━━━ SOURCE DATA

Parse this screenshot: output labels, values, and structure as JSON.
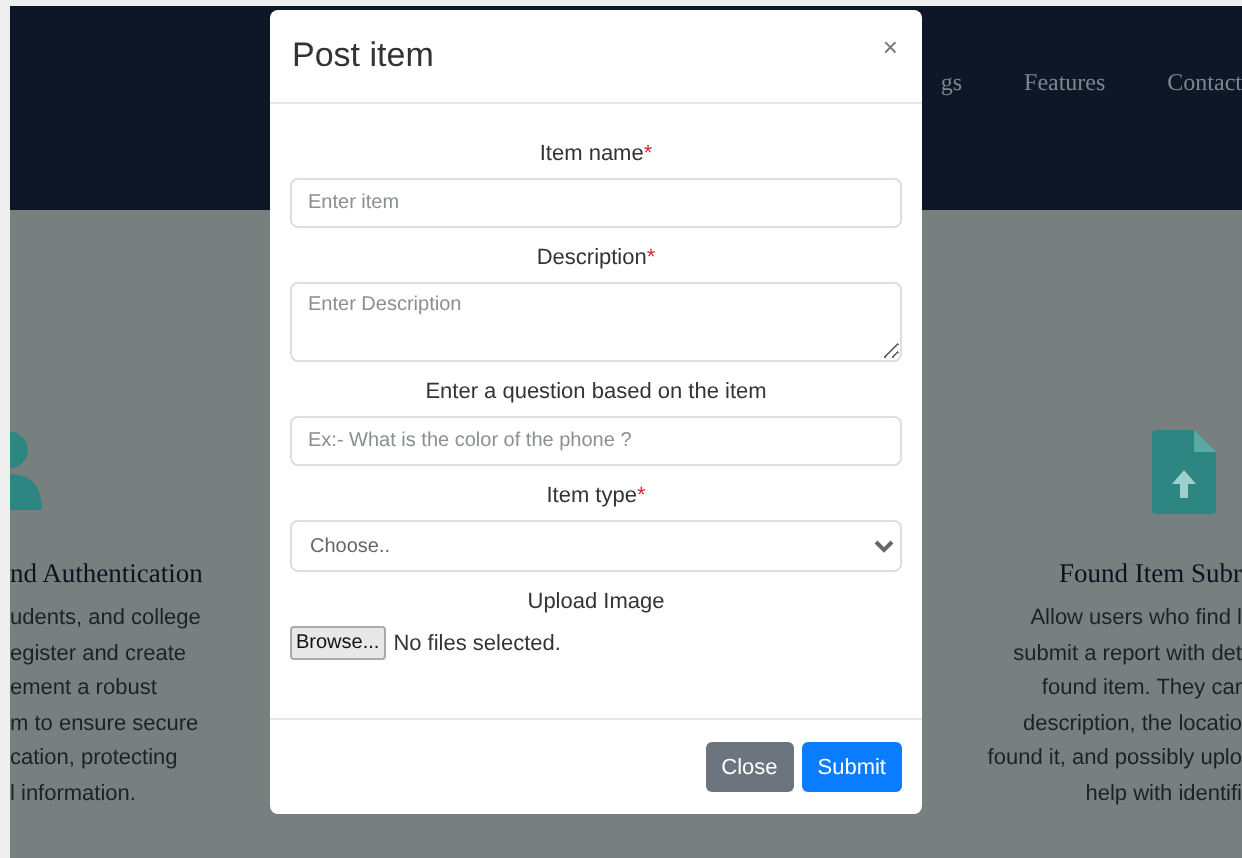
{
  "nav": {
    "links": [
      "gs",
      "Features",
      "Contact"
    ]
  },
  "features": [
    {
      "kind": "person",
      "title": "nd Authentication",
      "lines": [
        "udents, and college",
        "egister and create",
        "ement a robust",
        "m to ensure secure",
        "cation, protecting",
        "l information."
      ]
    },
    {
      "kind": "file-upload",
      "title": "Found Item Subr",
      "lines": [
        "Allow users who find l",
        "submit a report with det",
        "found item. They car",
        "description, the locatio",
        "found it, and possibly uplo",
        "help with identifi"
      ]
    }
  ],
  "modal": {
    "title": "Post item",
    "close_glyph": "×",
    "fields": [
      {
        "kind": "text",
        "label": "Item name",
        "required_mark": "*",
        "placeholder": "Enter item"
      },
      {
        "kind": "textarea",
        "label": "Description",
        "required_mark": "*",
        "placeholder": "Enter Description"
      },
      {
        "kind": "text",
        "label": "Enter a question based on the item",
        "placeholder": "Ex:- What is the color of the phone ?"
      },
      {
        "kind": "select",
        "label": "Item type",
        "required_mark": "*",
        "value": "Choose.."
      },
      {
        "kind": "file",
        "label": "Upload Image",
        "button": "Browse...",
        "status": "No files selected."
      }
    ],
    "buttons": [
      {
        "label": "Close",
        "kind": "secondary"
      },
      {
        "label": "Submit",
        "kind": "primary"
      }
    ]
  }
}
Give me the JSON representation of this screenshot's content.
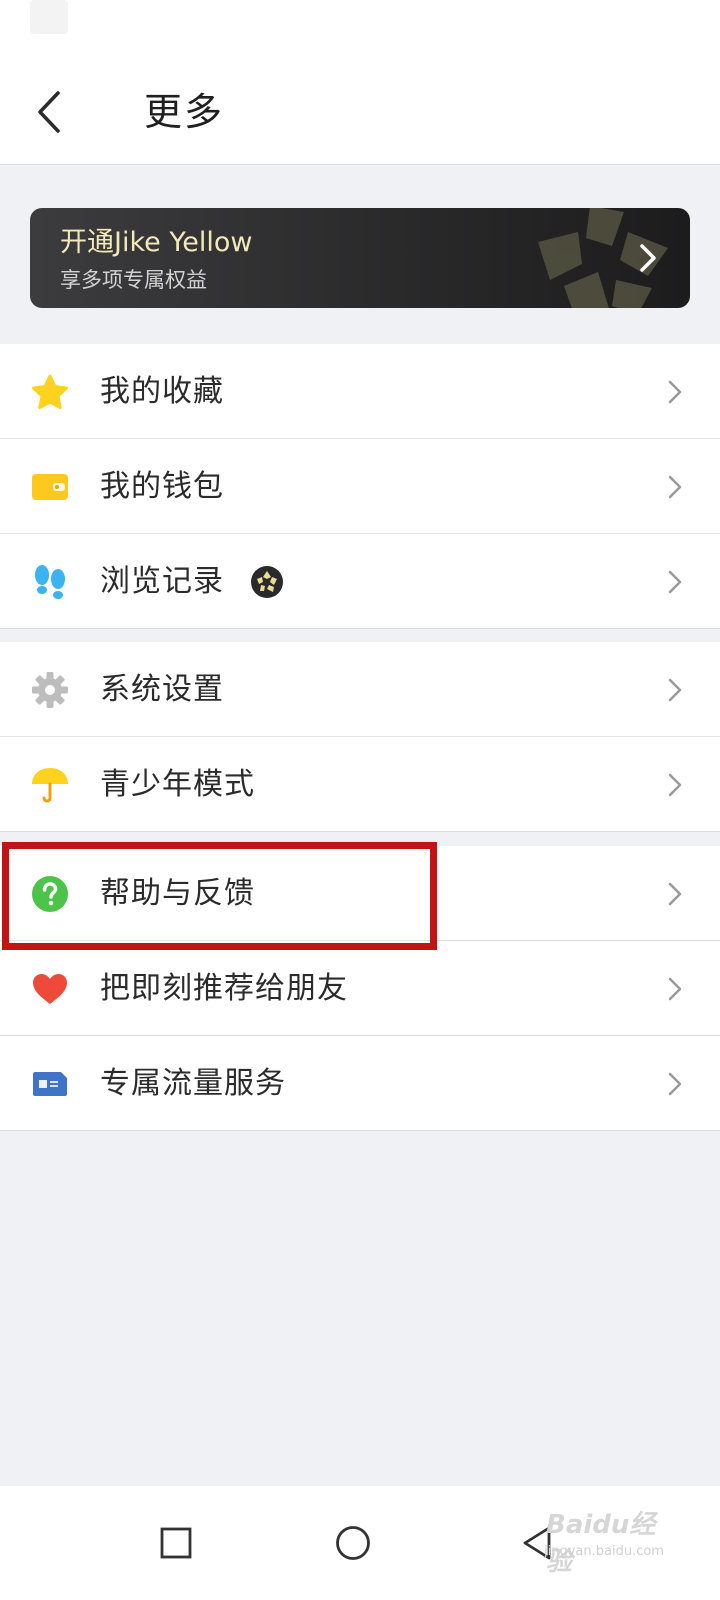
{
  "header": {
    "title": "更多",
    "back_icon": "chevron-left-icon"
  },
  "promo": {
    "title": "开通Jike Yellow",
    "subtitle": "享多项专属权益",
    "accent": "#f2e8b8",
    "chevron_icon": "chevron-right-icon"
  },
  "groups": [
    {
      "items": [
        {
          "label": "我的收藏",
          "icon": "star-icon",
          "color": "#ffd21e"
        },
        {
          "label": "我的钱包",
          "icon": "wallet-icon",
          "color": "#ffc81e"
        },
        {
          "label": "浏览记录",
          "icon": "footprints-icon",
          "color": "#3ab3f0",
          "badge": "jike-yellow-badge-icon"
        }
      ]
    },
    {
      "items": [
        {
          "label": "系统设置",
          "icon": "gear-icon",
          "color": "#bdbdbd"
        },
        {
          "label": "青少年模式",
          "icon": "umbrella-icon",
          "color": "#ffd21e"
        }
      ]
    },
    {
      "items": [
        {
          "label": "帮助与反馈",
          "icon": "help-icon",
          "color": "#4cc44a"
        },
        {
          "label": "把即刻推荐给朋友",
          "icon": "heart-icon",
          "color": "#ee4a3a"
        },
        {
          "label": "专属流量服务",
          "icon": "sim-card-icon",
          "color": "#3f74c9"
        }
      ]
    }
  ],
  "highlight": {
    "target": "帮助与反馈",
    "color": "#c11414"
  },
  "nav_bar": {
    "buttons": [
      "recent-apps-icon",
      "home-icon",
      "back-triangle-icon"
    ]
  },
  "watermark": {
    "text": "Baidu经验",
    "sub": "jingyan.baidu.com"
  }
}
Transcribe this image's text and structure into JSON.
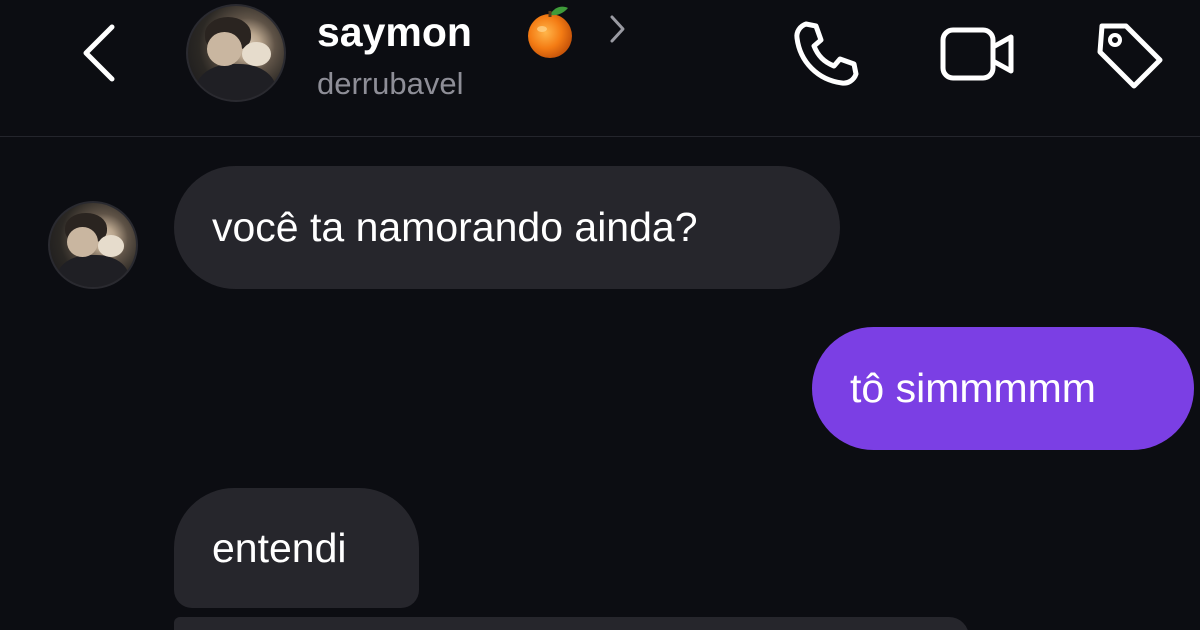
{
  "header": {
    "name": "saymon",
    "username": "derrubavel"
  },
  "icons": {
    "back": "chevron-left-icon",
    "name_emoji": "orange-icon",
    "name_chevron": "chevron-right-icon",
    "call": "phone-icon",
    "video": "video-camera-icon",
    "tag": "tag-icon"
  },
  "messages": [
    {
      "side": "received",
      "text": "você ta namorando ainda?"
    },
    {
      "side": "sent",
      "text": "tô simmmmm"
    },
    {
      "side": "received",
      "text": "entendi"
    },
    {
      "side": "received",
      "text": ""
    }
  ],
  "colors": {
    "background": "#0c0d12",
    "received_bubble": "#26262c",
    "sent_bubble": "#7b3fe4",
    "username": "#8e8e97"
  }
}
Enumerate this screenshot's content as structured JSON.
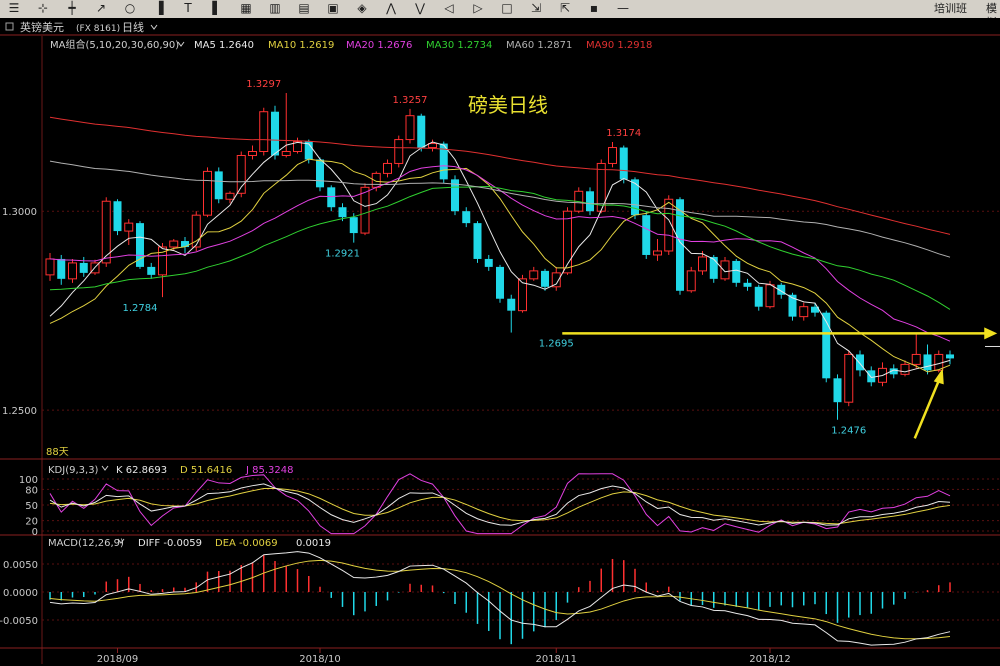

━━━━━━

TO DO — Track down every line holding the string "kind" and copy it.

FINAL RESULT —
      "kind": "person",
      "kind": "file-upload",
        "kind": "text",
        "kind": "textarea",
        "kind": "text",
        "kind": "select",
        "kind": "file",
        "kind": "secondary"
        "kind": "primary"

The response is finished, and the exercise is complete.